— start of MATERIAL TO PROCESS —

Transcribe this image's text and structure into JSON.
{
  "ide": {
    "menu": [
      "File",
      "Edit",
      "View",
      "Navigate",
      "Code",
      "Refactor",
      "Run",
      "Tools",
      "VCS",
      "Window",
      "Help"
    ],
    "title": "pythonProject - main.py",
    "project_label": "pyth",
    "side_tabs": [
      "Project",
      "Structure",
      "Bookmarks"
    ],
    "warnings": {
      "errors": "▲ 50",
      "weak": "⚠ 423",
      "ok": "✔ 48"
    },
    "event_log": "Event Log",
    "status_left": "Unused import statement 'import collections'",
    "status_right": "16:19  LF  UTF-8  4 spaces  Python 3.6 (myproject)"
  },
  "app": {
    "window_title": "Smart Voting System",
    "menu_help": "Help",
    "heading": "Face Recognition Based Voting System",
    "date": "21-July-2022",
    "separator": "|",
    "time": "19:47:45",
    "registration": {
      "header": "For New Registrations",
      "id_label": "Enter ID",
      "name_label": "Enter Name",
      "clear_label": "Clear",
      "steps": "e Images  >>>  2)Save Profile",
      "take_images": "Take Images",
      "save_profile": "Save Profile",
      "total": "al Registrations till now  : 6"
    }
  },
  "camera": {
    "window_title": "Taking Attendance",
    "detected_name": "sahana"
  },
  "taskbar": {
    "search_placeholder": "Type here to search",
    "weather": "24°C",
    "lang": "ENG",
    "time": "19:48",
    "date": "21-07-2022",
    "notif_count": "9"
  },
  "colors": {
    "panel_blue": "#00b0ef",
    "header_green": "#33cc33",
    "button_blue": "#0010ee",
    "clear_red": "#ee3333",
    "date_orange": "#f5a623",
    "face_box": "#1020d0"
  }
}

— end of MATERIAL TO PROCESS —

> WRITTEN TASK
Lines from the records above that hold "Registrations" are the ones to list.

> RESULT OF THE EXERCISE
      "header": "For New Registrations",
      "total": "al Registrations till now  : 6"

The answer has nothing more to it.